| Set exercise |
Set down all of the data exactly as it appears.

(Data excerpts)
* BEGIN *
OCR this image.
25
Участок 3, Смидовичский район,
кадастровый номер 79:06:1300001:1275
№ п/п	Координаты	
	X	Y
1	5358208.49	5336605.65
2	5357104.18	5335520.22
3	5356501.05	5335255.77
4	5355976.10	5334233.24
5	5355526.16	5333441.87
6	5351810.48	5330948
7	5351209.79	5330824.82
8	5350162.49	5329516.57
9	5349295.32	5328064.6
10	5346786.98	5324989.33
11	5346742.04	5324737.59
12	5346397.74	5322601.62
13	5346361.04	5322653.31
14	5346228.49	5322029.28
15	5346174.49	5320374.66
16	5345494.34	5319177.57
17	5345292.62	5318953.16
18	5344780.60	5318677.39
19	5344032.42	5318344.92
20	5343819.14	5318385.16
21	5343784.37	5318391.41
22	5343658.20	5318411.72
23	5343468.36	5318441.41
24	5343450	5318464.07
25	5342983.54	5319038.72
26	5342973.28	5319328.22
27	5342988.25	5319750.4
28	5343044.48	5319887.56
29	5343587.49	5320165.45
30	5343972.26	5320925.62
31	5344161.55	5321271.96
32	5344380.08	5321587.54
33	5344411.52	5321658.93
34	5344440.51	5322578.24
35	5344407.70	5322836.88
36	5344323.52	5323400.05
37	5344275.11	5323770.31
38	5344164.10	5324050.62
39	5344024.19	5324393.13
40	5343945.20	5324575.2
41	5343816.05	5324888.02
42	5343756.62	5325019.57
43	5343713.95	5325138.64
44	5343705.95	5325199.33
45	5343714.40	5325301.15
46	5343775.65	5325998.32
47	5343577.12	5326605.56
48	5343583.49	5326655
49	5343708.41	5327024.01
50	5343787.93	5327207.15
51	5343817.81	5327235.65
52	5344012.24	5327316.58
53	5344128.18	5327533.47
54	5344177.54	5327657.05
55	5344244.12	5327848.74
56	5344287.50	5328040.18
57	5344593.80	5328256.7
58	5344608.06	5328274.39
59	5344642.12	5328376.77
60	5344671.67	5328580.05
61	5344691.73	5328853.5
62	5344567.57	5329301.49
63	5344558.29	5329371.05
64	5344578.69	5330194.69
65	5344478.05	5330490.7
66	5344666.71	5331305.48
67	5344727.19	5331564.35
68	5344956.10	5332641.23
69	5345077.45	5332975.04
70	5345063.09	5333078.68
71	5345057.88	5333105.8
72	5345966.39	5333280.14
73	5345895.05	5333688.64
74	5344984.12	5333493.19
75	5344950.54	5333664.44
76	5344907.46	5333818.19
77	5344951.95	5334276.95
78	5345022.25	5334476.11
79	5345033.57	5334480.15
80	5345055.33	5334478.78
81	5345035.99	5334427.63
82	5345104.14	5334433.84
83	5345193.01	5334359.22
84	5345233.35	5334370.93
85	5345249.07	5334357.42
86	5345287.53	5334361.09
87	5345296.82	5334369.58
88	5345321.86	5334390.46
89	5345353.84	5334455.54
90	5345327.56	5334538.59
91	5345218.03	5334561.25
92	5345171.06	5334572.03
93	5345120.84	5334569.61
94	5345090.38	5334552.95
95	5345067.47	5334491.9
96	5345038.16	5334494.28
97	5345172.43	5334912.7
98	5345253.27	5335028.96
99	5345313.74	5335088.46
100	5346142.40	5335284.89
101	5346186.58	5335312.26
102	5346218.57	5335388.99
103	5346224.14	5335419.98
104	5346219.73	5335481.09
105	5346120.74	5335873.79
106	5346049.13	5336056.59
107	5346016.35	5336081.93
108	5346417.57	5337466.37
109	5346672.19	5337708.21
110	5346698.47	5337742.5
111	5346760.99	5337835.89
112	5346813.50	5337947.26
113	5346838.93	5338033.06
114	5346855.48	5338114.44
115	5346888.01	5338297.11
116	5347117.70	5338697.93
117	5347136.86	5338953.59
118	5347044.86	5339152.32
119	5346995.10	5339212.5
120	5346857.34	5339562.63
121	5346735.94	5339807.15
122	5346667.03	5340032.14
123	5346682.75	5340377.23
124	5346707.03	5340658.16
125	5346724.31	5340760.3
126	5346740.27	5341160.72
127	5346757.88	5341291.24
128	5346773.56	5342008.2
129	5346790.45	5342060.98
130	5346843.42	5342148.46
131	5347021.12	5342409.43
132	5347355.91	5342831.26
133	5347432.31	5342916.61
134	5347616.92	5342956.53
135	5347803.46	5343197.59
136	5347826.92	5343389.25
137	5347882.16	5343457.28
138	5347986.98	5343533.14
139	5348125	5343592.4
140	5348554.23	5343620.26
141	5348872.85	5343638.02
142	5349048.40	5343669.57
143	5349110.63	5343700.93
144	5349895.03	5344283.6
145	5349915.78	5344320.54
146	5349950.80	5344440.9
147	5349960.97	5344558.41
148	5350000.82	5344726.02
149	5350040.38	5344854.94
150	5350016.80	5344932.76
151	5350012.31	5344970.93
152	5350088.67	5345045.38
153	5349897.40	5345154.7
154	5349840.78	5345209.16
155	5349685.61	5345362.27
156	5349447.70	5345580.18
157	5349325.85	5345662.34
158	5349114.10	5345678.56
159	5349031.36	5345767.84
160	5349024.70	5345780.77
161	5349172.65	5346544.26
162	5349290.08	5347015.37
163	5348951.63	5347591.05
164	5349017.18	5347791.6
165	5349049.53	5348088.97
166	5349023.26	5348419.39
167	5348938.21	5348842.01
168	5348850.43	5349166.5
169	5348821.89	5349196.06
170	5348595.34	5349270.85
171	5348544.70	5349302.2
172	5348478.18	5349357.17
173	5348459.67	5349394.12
* END *
| The answer |
OCR this image.
25
Участок 3, Смидовичский район,
кадастровый номер 79:06:1300001:1275
№ п/п	Координаты	
	X	Y
1	5358208.49	5336605.65
2	5357104.18	5335520.22
3	5356501.05	5335255.77
4	5355976.10	5334233.24
5	5355526.16	5333441.87
6	5351810.48	5330948
7	5351209.79	5330824.82
8	5350162.49	5329516.57
9	5349295.32	5328064.6
10	5346786.98	5324989.33
11	5346742.04	5324737.59
12	5346397.74	5322601.62
13	5346361.04	5322653.31
14	5346228.49	5322029.28
15	5346174.49	5320374.66
16	5345494.34	5319177.57
17	5345292.62	5318953.16
18	5344780.60	5318677.39
19	5344032.42	5318344.92
20	5343819.14	5318385.16
21	5343784.37	5318391.41
22	5343658.20	5318411.72
23	5343468.36	5318441.41
24	5343450	5318464.07
25	5342983.54	5319038.72
26	5342973.28	5319328.22
27	5342988.25	5319750.4
28	5343044.48	5319887.56
29	5343587.49	5320165.45
30	5343972.26	5320925.62
31	5344161.55	5321271.96
32	5344380.08	5321587.54
33	5344411.52	5321658.93
34	5344440.51	5322578.24
35	5344407.70	5322836.88
36	5344323.52	5323400.05
37	5344275.11	5323770.31
38	5344164.10	5324050.62
39	5344024.19	5324393.13
40	5343945.20	5324575.2
41	5343816.05	5324888.02
42	5343756.62	5325019.57
43	5343713.95	5325138.64
44	5343705.95	5325199.33
45	5343714.40	5325301.15
46	5343775.65	5325998.32
47	5343577.12	5326605.56
48	5343583.49	5326655
49	5343708.41	5327024.01
50	5343787.93	5327207.15
51	5343817.81	5327235.65
52	5344012.24	5327316.58
53	5344128.18	5327533.47
54	5344177.54	5327657.05
55	5344244.12	5327848.74
56	5344287.50	5328040.18
57	5344593.80	5328256.7
58	5344608.06	5328274.39
59	5344642.12	5328376.77
60	5344671.67	5328580.05
61	5344691.73	5328853.5
62	5344567.57	5329301.49
63	5344558.29	5329371.05
64	5344578.69	5330194.69
65	5344478.05	5330490.7
66	5344666.71	5331305.48
67	5344727.19	5331564.35
68	5344956.10	5332641.23
69	5345077.45	5332975.04
70	5345063.09	5333078.68
71	5345057.88	5333105.8
72	5345966.39	5333280.14
73	5345895.05	5333688.64
74	5344984.12	5333493.19
75	5344950.54	5333664.44
76	5344907.46	5333818.19
77	5344951.95	5334276.95
78	5345022.25	5334476.11
79	5345033.57	5334480.15
80	5345055.33	5334478.78
81	5345035.99	5334427.63
82	5345104.14	5334433.84
83	5345193.01	5334359.22
84	5345233.35	5334370.93
85	5345249.07	5334357.42
86	5345287.53	5334361.09
87	5345296.82	5334369.58
88	5345321.86	5334390.46
89	5345353.84	5334455.54
90	5345327.56	5334538.59
91	5345218.03	5334561.25
92	5345171.06	5334572.03
93	5345120.84	5334569.61
94	5345090.38	5334552.95
95	5345067.47	5334491.9
96	5345038.16	5334494.28
97	5345172.43	5334912.7
98	5345253.27	5335028.96
99	5345313.74	5335088.46
100	5346142.40	5335284.89
101	5346186.58	5335312.26
102	5346218.57	5335388.99
103	5346224.14	5335419.98
104	5346219.73	5335481.09
105	5346120.74	5335873.79
106	5346049.13	5336056.59
107	5346016.35	5336081.93
108	5346417.57	5337466.37
109	5346672.19	5337708.21
110	5346698.47	5337742.5
111	5346760.99	5337835.89
112	5346813.50	5337947.26
113	5346838.93	5338033.06
114	5346855.48	5338114.44
115	5346888.01	5338297.11
116	5347117.70	5338697.93
117	5347136.86	5338953.59
118	5347044.86	5339152.32
119	5346995.10	5339212.5
120	5346857.34	5339562.63
121	5346735.94	5339807.15
122	5346667.03	5340032.14
123	5346682.75	5340377.23
124	5346707.03	5340658.16
125	5346724.31	5340760.3
126	5346740.27	5341160.72
127	5346757.88	5341291.24
128	5346773.56	5342008.2
129	5346790.45	5342060.98
130	5346843.42	5342148.46
131	5347021.12	5342409.43
132	5347355.91	5342831.26
133	5347432.31	5342916.61
134	5347616.92	5342956.53
135	5347803.46	5343197.59
136	5347826.92	5343389.25
137	5347882.16	5343457.28
138	5347986.98	5343533.14
139	5348125	5343592.4
140	5348554.23	5343620.26
141	5348872.85	5343638.02
142	5349048.40	5343669.57
143	5349110.63	5343700.93
144	5349895.03	5344283.6
145	5349915.78	5344320.54
146	5349950.80	5344440.9
147	5349960.97	5344558.41
148	5350000.82	5344726.02
149	5350040.38	5344854.94
150	5350016.80	5344932.76
151	5350012.31	5344970.93
152	5350088.67	5345045.38
153	5349897.40	5345154.7
154	5349840.78	5345209.16
155	5349685.61	5345362.27
156	5349447.70	5345580.18
157	5349325.85	5345662.34
158	5349114.10	5345678.56
159	5349031.36	5345767.84
160	5349024.70	5345780.77
161	5349172.65	5346544.26
162	5349290.08	5347015.37
163	5348951.63	5347591.05
164	5349017.18	5347791.6
165	5349049.53	5348088.97
166	5349023.26	5348419.39
167	5348938.21	5348842.01
168	5348850.43	5349166.5
169	5348821.89	5349196.06
170	5348595.34	5349270.85
171	5348544.70	5349302.2
172	5348478.18	5349357.17
173	5348459.67	5349394.12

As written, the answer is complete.